Instruction: Each line containing the word "COINBASE" must be collected.

Records that describe figures
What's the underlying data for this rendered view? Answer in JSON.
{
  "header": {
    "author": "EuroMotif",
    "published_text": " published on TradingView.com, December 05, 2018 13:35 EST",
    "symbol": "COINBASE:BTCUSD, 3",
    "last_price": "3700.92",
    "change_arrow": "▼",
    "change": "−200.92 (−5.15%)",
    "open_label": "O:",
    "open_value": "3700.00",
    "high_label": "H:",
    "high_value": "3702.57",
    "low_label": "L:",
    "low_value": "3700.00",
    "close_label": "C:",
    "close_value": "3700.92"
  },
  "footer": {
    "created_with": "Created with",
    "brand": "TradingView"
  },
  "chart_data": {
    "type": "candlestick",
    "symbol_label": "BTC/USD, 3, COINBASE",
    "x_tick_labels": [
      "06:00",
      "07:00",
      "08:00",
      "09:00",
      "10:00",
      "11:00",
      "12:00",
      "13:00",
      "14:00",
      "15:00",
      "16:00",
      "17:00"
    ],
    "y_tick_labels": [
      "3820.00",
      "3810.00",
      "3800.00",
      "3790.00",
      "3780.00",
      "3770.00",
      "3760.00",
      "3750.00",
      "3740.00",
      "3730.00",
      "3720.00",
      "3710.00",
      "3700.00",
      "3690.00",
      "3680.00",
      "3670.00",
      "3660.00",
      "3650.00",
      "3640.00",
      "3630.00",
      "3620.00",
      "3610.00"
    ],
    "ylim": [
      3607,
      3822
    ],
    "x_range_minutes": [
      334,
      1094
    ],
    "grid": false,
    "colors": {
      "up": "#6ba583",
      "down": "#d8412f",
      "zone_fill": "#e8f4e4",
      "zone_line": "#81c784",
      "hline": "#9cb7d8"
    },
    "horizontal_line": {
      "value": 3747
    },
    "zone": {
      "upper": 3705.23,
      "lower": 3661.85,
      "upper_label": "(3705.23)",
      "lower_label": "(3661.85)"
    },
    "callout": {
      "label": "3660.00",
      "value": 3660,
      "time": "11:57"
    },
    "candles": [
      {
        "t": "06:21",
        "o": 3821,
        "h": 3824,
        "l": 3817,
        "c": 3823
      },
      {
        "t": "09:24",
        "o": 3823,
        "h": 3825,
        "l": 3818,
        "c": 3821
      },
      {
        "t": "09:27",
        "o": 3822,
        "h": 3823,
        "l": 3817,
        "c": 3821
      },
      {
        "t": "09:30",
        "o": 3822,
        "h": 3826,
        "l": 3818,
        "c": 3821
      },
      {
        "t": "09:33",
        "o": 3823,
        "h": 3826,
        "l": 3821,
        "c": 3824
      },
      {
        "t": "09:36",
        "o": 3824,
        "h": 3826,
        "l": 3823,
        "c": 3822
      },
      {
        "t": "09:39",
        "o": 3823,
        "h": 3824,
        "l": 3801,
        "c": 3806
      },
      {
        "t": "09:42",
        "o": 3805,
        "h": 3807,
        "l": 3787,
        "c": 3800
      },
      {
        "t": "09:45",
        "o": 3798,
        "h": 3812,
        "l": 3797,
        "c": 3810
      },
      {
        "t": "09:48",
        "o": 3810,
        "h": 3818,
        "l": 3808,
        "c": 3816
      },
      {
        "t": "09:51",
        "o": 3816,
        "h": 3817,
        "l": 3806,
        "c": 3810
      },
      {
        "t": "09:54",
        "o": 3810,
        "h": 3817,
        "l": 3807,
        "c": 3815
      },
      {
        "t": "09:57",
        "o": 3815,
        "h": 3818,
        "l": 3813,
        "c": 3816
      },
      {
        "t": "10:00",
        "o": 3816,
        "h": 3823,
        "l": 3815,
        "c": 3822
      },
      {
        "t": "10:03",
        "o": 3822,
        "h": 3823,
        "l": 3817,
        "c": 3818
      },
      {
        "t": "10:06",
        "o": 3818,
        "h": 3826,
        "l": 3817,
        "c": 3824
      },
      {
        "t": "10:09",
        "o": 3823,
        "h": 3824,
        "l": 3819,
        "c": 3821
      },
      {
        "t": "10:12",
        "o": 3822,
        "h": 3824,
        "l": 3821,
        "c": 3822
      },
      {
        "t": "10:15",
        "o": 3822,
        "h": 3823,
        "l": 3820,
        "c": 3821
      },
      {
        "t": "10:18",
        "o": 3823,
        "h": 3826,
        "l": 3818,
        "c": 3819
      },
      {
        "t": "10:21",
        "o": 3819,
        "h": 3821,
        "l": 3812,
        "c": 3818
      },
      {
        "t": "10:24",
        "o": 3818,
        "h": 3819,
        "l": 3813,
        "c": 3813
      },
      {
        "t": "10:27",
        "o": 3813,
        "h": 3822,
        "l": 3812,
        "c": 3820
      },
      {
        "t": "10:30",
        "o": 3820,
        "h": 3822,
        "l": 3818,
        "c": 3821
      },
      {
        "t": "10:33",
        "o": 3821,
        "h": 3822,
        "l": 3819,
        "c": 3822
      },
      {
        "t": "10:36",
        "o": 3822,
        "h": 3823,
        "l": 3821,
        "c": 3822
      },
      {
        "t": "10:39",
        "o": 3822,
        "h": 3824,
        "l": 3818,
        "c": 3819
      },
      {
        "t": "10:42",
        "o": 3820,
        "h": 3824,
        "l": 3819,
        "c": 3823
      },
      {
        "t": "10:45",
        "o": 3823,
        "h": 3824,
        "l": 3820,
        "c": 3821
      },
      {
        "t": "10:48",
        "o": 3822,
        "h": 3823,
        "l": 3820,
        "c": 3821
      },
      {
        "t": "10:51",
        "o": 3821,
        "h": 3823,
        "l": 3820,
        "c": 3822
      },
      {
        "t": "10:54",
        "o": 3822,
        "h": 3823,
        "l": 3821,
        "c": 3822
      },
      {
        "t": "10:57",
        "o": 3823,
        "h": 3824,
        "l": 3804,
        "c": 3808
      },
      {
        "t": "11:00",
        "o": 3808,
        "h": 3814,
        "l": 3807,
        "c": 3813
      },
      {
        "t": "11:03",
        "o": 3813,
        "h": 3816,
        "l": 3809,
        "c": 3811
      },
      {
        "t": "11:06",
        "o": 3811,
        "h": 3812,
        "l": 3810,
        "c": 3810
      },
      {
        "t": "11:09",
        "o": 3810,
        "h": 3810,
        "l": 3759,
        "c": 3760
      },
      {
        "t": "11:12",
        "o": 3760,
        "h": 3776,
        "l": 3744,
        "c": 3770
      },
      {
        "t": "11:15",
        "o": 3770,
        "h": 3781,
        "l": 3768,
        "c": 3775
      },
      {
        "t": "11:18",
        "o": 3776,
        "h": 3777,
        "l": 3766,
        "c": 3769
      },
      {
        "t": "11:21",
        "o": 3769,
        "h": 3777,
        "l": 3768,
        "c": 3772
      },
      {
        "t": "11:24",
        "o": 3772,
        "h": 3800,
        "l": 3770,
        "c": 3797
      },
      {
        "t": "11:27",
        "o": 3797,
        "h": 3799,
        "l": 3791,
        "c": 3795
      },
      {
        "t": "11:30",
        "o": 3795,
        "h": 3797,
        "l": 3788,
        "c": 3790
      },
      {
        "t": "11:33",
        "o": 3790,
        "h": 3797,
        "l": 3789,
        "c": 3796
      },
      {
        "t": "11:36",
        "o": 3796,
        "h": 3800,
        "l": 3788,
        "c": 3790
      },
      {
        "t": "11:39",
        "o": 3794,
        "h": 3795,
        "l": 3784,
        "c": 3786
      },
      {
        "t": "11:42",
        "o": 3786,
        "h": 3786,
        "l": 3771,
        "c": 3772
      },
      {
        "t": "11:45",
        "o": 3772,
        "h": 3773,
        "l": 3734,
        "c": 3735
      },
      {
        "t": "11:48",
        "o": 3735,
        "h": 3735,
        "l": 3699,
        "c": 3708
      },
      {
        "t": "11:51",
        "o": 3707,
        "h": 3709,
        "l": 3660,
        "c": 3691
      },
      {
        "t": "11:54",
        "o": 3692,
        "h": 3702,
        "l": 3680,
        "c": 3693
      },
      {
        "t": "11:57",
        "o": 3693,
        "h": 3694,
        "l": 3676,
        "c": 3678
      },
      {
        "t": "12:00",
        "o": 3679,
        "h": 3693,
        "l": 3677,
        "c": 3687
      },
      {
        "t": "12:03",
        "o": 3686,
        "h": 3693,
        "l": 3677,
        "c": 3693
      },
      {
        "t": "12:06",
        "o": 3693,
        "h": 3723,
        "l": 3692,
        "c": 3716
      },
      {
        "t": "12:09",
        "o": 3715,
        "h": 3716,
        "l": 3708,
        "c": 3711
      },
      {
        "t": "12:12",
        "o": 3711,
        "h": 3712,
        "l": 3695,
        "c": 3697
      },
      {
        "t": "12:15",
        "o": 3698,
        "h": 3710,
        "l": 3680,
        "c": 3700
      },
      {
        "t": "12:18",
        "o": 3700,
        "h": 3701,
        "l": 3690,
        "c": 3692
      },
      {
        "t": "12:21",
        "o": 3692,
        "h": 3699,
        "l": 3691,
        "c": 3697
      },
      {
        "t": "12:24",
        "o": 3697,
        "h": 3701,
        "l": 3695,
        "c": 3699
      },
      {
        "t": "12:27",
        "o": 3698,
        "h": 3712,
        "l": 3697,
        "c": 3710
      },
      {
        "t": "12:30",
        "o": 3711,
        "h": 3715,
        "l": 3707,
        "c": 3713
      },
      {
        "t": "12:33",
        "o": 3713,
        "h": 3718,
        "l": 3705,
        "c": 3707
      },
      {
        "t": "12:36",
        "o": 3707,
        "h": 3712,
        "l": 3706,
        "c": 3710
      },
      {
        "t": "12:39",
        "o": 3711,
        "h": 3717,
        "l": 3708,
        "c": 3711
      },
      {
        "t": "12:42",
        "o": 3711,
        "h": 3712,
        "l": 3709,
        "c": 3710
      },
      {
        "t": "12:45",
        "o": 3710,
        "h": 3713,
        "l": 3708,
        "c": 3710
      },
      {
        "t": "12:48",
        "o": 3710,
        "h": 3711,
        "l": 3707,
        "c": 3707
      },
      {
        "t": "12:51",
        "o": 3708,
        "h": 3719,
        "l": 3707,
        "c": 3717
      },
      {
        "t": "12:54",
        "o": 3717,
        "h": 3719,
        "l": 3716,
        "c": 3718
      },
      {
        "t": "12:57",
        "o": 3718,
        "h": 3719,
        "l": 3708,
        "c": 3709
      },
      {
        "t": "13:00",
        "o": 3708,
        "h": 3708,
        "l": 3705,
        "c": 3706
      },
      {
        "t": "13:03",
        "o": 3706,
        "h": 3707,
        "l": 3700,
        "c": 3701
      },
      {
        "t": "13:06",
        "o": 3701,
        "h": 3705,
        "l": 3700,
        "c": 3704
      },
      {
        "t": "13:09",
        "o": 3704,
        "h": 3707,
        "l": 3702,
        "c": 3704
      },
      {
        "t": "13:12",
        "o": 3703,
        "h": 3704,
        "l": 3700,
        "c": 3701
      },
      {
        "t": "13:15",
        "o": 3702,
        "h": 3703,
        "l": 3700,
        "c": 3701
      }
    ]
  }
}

The result:
    "symbol": "COINBASE:BTCUSD, 3",
    "symbol_label": "BTC/USD, 3, COINBASE",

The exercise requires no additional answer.